• Task directions:
Return every line below as is, leaving out the pictures.

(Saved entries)
§ §

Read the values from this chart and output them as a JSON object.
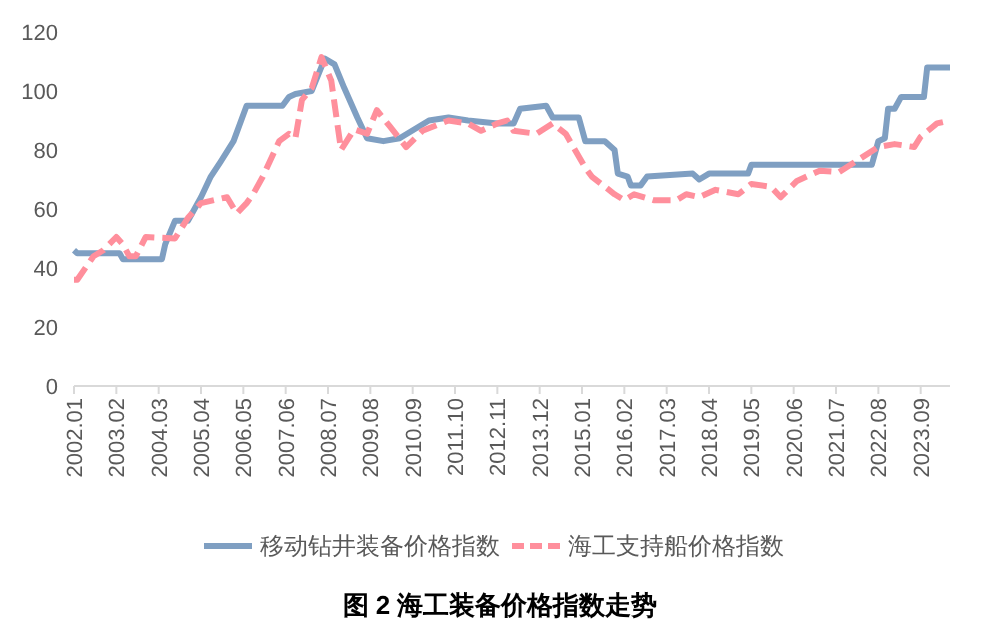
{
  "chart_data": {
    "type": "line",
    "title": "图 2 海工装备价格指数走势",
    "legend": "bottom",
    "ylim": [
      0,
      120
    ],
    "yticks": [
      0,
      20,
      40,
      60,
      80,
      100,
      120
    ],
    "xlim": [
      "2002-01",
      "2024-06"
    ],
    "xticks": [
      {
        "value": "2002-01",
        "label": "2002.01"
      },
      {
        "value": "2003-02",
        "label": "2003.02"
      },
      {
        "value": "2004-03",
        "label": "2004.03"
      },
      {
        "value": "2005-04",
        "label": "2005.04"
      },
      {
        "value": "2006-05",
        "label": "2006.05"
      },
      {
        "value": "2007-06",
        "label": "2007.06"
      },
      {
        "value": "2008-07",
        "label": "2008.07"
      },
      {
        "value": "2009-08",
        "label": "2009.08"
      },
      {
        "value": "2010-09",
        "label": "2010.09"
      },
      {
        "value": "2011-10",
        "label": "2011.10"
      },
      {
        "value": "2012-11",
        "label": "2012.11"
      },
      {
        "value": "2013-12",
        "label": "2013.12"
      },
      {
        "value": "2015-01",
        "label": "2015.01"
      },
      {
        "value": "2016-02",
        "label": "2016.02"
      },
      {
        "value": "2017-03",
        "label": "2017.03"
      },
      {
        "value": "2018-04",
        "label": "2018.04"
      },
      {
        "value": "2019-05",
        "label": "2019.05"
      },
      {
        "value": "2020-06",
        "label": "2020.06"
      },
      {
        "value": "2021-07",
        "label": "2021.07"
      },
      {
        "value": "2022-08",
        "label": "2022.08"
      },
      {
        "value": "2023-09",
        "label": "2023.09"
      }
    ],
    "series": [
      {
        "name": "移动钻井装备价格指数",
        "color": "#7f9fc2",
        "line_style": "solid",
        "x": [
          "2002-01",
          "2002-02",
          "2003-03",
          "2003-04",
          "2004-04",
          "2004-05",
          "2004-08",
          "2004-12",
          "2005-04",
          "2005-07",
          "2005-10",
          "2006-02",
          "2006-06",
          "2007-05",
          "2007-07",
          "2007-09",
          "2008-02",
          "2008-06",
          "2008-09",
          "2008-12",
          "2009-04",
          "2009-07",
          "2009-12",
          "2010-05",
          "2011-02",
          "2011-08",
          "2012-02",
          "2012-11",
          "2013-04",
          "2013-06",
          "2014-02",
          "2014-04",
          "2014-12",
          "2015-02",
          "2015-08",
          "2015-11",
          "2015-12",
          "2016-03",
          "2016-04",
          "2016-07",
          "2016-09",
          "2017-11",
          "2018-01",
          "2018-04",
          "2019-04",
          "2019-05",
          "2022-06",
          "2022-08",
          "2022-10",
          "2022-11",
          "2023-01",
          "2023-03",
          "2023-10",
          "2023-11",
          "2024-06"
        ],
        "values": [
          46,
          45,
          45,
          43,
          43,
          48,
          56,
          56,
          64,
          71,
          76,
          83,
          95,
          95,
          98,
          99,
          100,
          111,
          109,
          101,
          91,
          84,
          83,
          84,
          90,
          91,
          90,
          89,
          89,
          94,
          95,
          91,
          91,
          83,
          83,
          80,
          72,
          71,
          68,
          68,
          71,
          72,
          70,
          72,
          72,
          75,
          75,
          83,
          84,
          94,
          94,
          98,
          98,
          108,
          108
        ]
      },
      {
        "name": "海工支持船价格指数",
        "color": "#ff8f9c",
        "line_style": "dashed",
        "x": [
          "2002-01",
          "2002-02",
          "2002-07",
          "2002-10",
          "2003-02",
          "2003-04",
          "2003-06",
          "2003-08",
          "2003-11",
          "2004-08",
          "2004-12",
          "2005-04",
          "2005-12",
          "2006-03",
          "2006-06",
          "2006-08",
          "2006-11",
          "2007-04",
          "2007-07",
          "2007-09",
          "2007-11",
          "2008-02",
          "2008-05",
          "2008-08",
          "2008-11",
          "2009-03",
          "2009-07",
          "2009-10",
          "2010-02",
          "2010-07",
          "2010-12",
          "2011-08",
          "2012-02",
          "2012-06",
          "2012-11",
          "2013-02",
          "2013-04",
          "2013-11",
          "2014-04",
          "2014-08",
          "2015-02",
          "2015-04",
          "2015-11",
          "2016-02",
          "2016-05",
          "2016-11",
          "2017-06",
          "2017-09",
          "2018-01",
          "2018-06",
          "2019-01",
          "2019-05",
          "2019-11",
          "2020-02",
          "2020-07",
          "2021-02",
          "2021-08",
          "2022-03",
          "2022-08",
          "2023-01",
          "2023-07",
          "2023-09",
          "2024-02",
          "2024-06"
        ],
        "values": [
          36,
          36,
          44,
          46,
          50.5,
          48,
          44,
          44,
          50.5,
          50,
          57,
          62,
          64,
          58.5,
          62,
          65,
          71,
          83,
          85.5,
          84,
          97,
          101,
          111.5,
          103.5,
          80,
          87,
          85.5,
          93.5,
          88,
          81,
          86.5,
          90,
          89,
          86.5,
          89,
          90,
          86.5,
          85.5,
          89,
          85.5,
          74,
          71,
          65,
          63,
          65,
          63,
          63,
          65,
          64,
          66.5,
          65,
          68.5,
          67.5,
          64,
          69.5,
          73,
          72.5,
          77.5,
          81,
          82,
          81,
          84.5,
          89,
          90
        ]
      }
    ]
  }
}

§ §

• Solution for this task:
Read the values from this chart and output them as a JSON object.
{
  "chart_data": {
    "type": "line",
    "title": "图 2 海工装备价格指数走势",
    "legend": "bottom",
    "ylim": [
      0,
      120
    ],
    "yticks": [
      0,
      20,
      40,
      60,
      80,
      100,
      120
    ],
    "xlim": [
      "2002-01",
      "2024-06"
    ],
    "xticks": [
      {
        "value": "2002-01",
        "label": "2002.01"
      },
      {
        "value": "2003-02",
        "label": "2003.02"
      },
      {
        "value": "2004-03",
        "label": "2004.03"
      },
      {
        "value": "2005-04",
        "label": "2005.04"
      },
      {
        "value": "2006-05",
        "label": "2006.05"
      },
      {
        "value": "2007-06",
        "label": "2007.06"
      },
      {
        "value": "2008-07",
        "label": "2008.07"
      },
      {
        "value": "2009-08",
        "label": "2009.08"
      },
      {
        "value": "2010-09",
        "label": "2010.09"
      },
      {
        "value": "2011-10",
        "label": "2011.10"
      },
      {
        "value": "2012-11",
        "label": "2012.11"
      },
      {
        "value": "2013-12",
        "label": "2013.12"
      },
      {
        "value": "2015-01",
        "label": "2015.01"
      },
      {
        "value": "2016-02",
        "label": "2016.02"
      },
      {
        "value": "2017-03",
        "label": "2017.03"
      },
      {
        "value": "2018-04",
        "label": "2018.04"
      },
      {
        "value": "2019-05",
        "label": "2019.05"
      },
      {
        "value": "2020-06",
        "label": "2020.06"
      },
      {
        "value": "2021-07",
        "label": "2021.07"
      },
      {
        "value": "2022-08",
        "label": "2022.08"
      },
      {
        "value": "2023-09",
        "label": "2023.09"
      }
    ],
    "series": [
      {
        "name": "移动钻井装备价格指数",
        "color": "#7f9fc2",
        "line_style": "solid",
        "x": [
          "2002-01",
          "2002-02",
          "2003-03",
          "2003-04",
          "2004-04",
          "2004-05",
          "2004-08",
          "2004-12",
          "2005-04",
          "2005-07",
          "2005-10",
          "2006-02",
          "2006-06",
          "2007-05",
          "2007-07",
          "2007-09",
          "2008-02",
          "2008-06",
          "2008-09",
          "2008-12",
          "2009-04",
          "2009-07",
          "2009-12",
          "2010-05",
          "2011-02",
          "2011-08",
          "2012-02",
          "2012-11",
          "2013-04",
          "2013-06",
          "2014-02",
          "2014-04",
          "2014-12",
          "2015-02",
          "2015-08",
          "2015-11",
          "2015-12",
          "2016-03",
          "2016-04",
          "2016-07",
          "2016-09",
          "2017-11",
          "2018-01",
          "2018-04",
          "2019-04",
          "2019-05",
          "2022-06",
          "2022-08",
          "2022-10",
          "2022-11",
          "2023-01",
          "2023-03",
          "2023-10",
          "2023-11",
          "2024-06"
        ],
        "values": [
          46,
          45,
          45,
          43,
          43,
          48,
          56,
          56,
          64,
          71,
          76,
          83,
          95,
          95,
          98,
          99,
          100,
          111,
          109,
          101,
          91,
          84,
          83,
          84,
          90,
          91,
          90,
          89,
          89,
          94,
          95,
          91,
          91,
          83,
          83,
          80,
          72,
          71,
          68,
          68,
          71,
          72,
          70,
          72,
          72,
          75,
          75,
          83,
          84,
          94,
          94,
          98,
          98,
          108,
          108
        ]
      },
      {
        "name": "海工支持船价格指数",
        "color": "#ff8f9c",
        "line_style": "dashed",
        "x": [
          "2002-01",
          "2002-02",
          "2002-07",
          "2002-10",
          "2003-02",
          "2003-04",
          "2003-06",
          "2003-08",
          "2003-11",
          "2004-08",
          "2004-12",
          "2005-04",
          "2005-12",
          "2006-03",
          "2006-06",
          "2006-08",
          "2006-11",
          "2007-04",
          "2007-07",
          "2007-09",
          "2007-11",
          "2008-02",
          "2008-05",
          "2008-08",
          "2008-11",
          "2009-03",
          "2009-07",
          "2009-10",
          "2010-02",
          "2010-07",
          "2010-12",
          "2011-08",
          "2012-02",
          "2012-06",
          "2012-11",
          "2013-02",
          "2013-04",
          "2013-11",
          "2014-04",
          "2014-08",
          "2015-02",
          "2015-04",
          "2015-11",
          "2016-02",
          "2016-05",
          "2016-11",
          "2017-06",
          "2017-09",
          "2018-01",
          "2018-06",
          "2019-01",
          "2019-05",
          "2019-11",
          "2020-02",
          "2020-07",
          "2021-02",
          "2021-08",
          "2022-03",
          "2022-08",
          "2023-01",
          "2023-07",
          "2023-09",
          "2024-02",
          "2024-06"
        ],
        "values": [
          36,
          36,
          44,
          46,
          50.5,
          48,
          44,
          44,
          50.5,
          50,
          57,
          62,
          64,
          58.5,
          62,
          65,
          71,
          83,
          85.5,
          84,
          97,
          101,
          111.5,
          103.5,
          80,
          87,
          85.5,
          93.5,
          88,
          81,
          86.5,
          90,
          89,
          86.5,
          89,
          90,
          86.5,
          85.5,
          89,
          85.5,
          74,
          71,
          65,
          63,
          65,
          63,
          63,
          65,
          64,
          66.5,
          65,
          68.5,
          67.5,
          64,
          69.5,
          73,
          72.5,
          77.5,
          81,
          82,
          81,
          84.5,
          89,
          90
        ]
      }
    ]
  }
}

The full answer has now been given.